### TASK:
Reproduce every entry exactly, without alteration.

Start

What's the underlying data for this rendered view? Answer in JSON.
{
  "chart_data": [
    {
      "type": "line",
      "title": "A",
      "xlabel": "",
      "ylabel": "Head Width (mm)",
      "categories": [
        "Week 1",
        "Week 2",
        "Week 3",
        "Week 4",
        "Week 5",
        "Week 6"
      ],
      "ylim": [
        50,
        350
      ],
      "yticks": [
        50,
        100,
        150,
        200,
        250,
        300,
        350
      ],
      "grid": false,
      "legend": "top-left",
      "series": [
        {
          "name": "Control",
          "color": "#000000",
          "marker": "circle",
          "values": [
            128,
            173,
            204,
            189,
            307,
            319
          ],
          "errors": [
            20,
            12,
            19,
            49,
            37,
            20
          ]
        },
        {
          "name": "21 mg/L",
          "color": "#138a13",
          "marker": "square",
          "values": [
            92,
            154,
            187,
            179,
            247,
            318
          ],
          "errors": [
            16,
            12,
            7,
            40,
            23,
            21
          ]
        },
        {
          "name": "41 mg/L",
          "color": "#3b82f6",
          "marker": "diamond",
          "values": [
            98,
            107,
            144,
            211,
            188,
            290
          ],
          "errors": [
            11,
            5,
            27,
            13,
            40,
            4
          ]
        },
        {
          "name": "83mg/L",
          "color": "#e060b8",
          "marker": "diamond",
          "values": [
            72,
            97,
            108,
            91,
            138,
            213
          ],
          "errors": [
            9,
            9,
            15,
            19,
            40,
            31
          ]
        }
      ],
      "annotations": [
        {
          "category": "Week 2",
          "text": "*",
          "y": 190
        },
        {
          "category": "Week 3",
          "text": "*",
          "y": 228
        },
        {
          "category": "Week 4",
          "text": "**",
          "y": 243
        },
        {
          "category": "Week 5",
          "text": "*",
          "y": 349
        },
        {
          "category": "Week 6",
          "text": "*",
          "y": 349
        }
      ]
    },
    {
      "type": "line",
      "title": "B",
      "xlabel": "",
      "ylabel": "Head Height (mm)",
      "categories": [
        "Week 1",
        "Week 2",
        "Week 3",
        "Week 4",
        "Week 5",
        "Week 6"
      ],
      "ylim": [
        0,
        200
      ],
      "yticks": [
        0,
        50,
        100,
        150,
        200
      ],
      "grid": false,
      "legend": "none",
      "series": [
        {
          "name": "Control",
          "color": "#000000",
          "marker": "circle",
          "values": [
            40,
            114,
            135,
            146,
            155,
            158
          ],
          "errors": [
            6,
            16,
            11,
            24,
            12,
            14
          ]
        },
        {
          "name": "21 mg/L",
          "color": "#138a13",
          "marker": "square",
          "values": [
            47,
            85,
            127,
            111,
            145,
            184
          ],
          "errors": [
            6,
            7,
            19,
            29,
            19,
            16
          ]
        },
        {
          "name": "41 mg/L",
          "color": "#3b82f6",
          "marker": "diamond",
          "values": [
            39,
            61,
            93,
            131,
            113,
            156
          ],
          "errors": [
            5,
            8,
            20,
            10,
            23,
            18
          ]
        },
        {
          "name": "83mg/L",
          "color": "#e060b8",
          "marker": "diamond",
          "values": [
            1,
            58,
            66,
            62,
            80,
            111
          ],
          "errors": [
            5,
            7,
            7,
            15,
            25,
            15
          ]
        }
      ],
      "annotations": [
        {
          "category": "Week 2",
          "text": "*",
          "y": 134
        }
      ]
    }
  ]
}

End

### ANSWER FOR THIS EXERCISE:
What's the underlying data for this rendered view? Answer in JSON.
{
  "chart_data": [
    {
      "type": "line",
      "title": "A",
      "xlabel": "",
      "ylabel": "Head Width (mm)",
      "categories": [
        "Week 1",
        "Week 2",
        "Week 3",
        "Week 4",
        "Week 5",
        "Week 6"
      ],
      "ylim": [
        50,
        350
      ],
      "yticks": [
        50,
        100,
        150,
        200,
        250,
        300,
        350
      ],
      "grid": false,
      "legend": "top-left",
      "series": [
        {
          "name": "Control",
          "color": "#000000",
          "marker": "circle",
          "values": [
            128,
            173,
            204,
            189,
            307,
            319
          ],
          "errors": [
            20,
            12,
            19,
            49,
            37,
            20
          ]
        },
        {
          "name": "21 mg/L",
          "color": "#138a13",
          "marker": "square",
          "values": [
            92,
            154,
            187,
            179,
            247,
            318
          ],
          "errors": [
            16,
            12,
            7,
            40,
            23,
            21
          ]
        },
        {
          "name": "41 mg/L",
          "color": "#3b82f6",
          "marker": "diamond",
          "values": [
            98,
            107,
            144,
            211,
            188,
            290
          ],
          "errors": [
            11,
            5,
            27,
            13,
            40,
            4
          ]
        },
        {
          "name": "83mg/L",
          "color": "#e060b8",
          "marker": "diamond",
          "values": [
            72,
            97,
            108,
            91,
            138,
            213
          ],
          "errors": [
            9,
            9,
            15,
            19,
            40,
            31
          ]
        }
      ],
      "annotations": [
        {
          "category": "Week 2",
          "text": "*",
          "y": 190
        },
        {
          "category": "Week 3",
          "text": "*",
          "y": 228
        },
        {
          "category": "Week 4",
          "text": "**",
          "y": 243
        },
        {
          "category": "Week 5",
          "text": "*",
          "y": 349
        },
        {
          "category": "Week 6",
          "text": "*",
          "y": 349
        }
      ]
    },
    {
      "type": "line",
      "title": "B",
      "xlabel": "",
      "ylabel": "Head Height (mm)",
      "categories": [
        "Week 1",
        "Week 2",
        "Week 3",
        "Week 4",
        "Week 5",
        "Week 6"
      ],
      "ylim": [
        0,
        200
      ],
      "yticks": [
        0,
        50,
        100,
        150,
        200
      ],
      "grid": false,
      "legend": "none",
      "series": [
        {
          "name": "Control",
          "color": "#000000",
          "marker": "circle",
          "values": [
            40,
            114,
            135,
            146,
            155,
            158
          ],
          "errors": [
            6,
            16,
            11,
            24,
            12,
            14
          ]
        },
        {
          "name": "21 mg/L",
          "color": "#138a13",
          "marker": "square",
          "values": [
            47,
            85,
            127,
            111,
            145,
            184
          ],
          "errors": [
            6,
            7,
            19,
            29,
            19,
            16
          ]
        },
        {
          "name": "41 mg/L",
          "color": "#3b82f6",
          "marker": "diamond",
          "values": [
            39,
            61,
            93,
            131,
            113,
            156
          ],
          "errors": [
            5,
            8,
            20,
            10,
            23,
            18
          ]
        },
        {
          "name": "83mg/L",
          "color": "#e060b8",
          "marker": "diamond",
          "values": [
            1,
            58,
            66,
            62,
            80,
            111
          ],
          "errors": [
            5,
            7,
            7,
            15,
            25,
            15
          ]
        }
      ],
      "annotations": [
        {
          "category": "Week 2",
          "text": "*",
          "y": 134
        }
      ]
    }
  ]
}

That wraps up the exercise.